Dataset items
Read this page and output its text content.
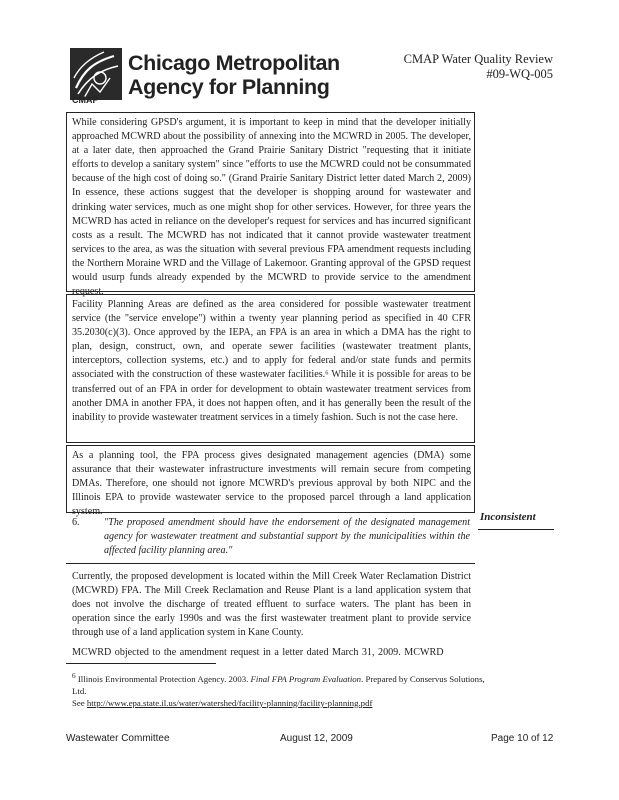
CMAP
Chicago Metropolitan
Agency for Planning
CMAP Water Quality Review
#09-WQ-005
While considering GPSD's argument, it is important to keep in mind that the developer initially approached MCWRD about the possibility of annexing into the MCWRD in 2005. The developer, at a later date, then approached the Grand Prairie Sanitary District "requesting that it initiate efforts to develop a sanitary system" since "efforts to use the MCWRD could not be consummated because of the high cost of doing so." (Grand Prairie Sanitary District letter dated March 2, 2009) In essence, these actions suggest that the developer is shopping around for wastewater and drinking water services, much as one might shop for other services. However, for three years the MCWRD has acted in reliance on the developer's request for services and has incurred significant costs as a result. The MCWRD has not indicated that it cannot provide wastewater treatment services to the area, as was the situation with several previous FPA amendment requests including the Northern Moraine WRD and the Village of Lakemoor. Granting approval of the GPSD request would usurp funds already expended by the MCWRD to provide service to the amendment request.
Facility Planning Areas are defined as the area considered for possible wastewater treatment service (the "service envelope") within a twenty year planning period as specified in 40 CFR 35.2030(c)(3). Once approved by the IEPA, an FPA is an area in which a DMA has the right to plan, design, construct, own, and operate sewer facilities (wastewater treatment plants, interceptors, collection systems, etc.) and to apply for federal and/or state funds and permits associated with the construction of these wastewater facilities.⁶ While it is possible for areas to be transferred out of an FPA in order for development to obtain wastewater treatment services from another DMA in another FPA, it does not happen often, and it has generally been the result of the inability to provide wastewater treatment services in a timely fashion. Such is not the case here.
As a planning tool, the FPA process gives designated management agencies (DMA) some assurance that their wastewater infrastructure investments will remain secure from competing DMAs. Therefore, one should not ignore MCWRD's previous approval by both NIPC and the Illinois EPA to provide wastewater service to the proposed parcel through a land application system.
6.	"The proposed amendment should have the endorsement of the designated management agency for wastewater treatment and substantial support by the municipalities within the affected facility planning area."
Inconsistent
Currently, the proposed development is located within the Mill Creek Water Reclamation District (MCWRD) FPA. The Mill Creek Reclamation and Reuse Plant is a land application system that does not involve the discharge of treated effluent to surface waters. The plant has been in operation since the early 1990s and was the first wastewater treatment plant to provide service through use of a land application system in Kane County.
MCWRD objected to the amendment request in a letter dated March 31, 2009. MCWRD
$^6$ Illinois Environmental Protection Agency. 2003. Final FPA Program Evaluation. Prepared by Conservus Solutions, Ltd.
See http://www.epa.state.il.us/water/watershed/facility-planning/facility-planning.pdf
Wastewater Committee	August 12, 2009	Page 10 of 12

→ PROMPT
Go through the listing above and list every line that has the word "proposed".

→ RESPONSE FOR THIS EXERCISE
As a planning tool, the FPA process gives designated management agencies (DMA) some assurance that their wastewater infrastructure investments will remain secure from competing DMAs. Therefore, one should not ignore MCWRD's previous approval by both NIPC and the Illinois EPA to provide wastewater service to the proposed parcel through a land application system.
6.	"The proposed amendment should have the endorsement of the designated management agency for wastewater treatment and substantial support by the municipalities within the affected facility planning area."
Currently, the proposed development is located within the Mill Creek Water Reclamation District (MCWRD) FPA. The Mill Creek Reclamation and Reuse Plant is a land application system that does not involve the discharge of treated effluent to surface waters. The plant has been in operation since the early 1990s and was the first wastewater treatment plant to provide service through use of a land application system in Kane County.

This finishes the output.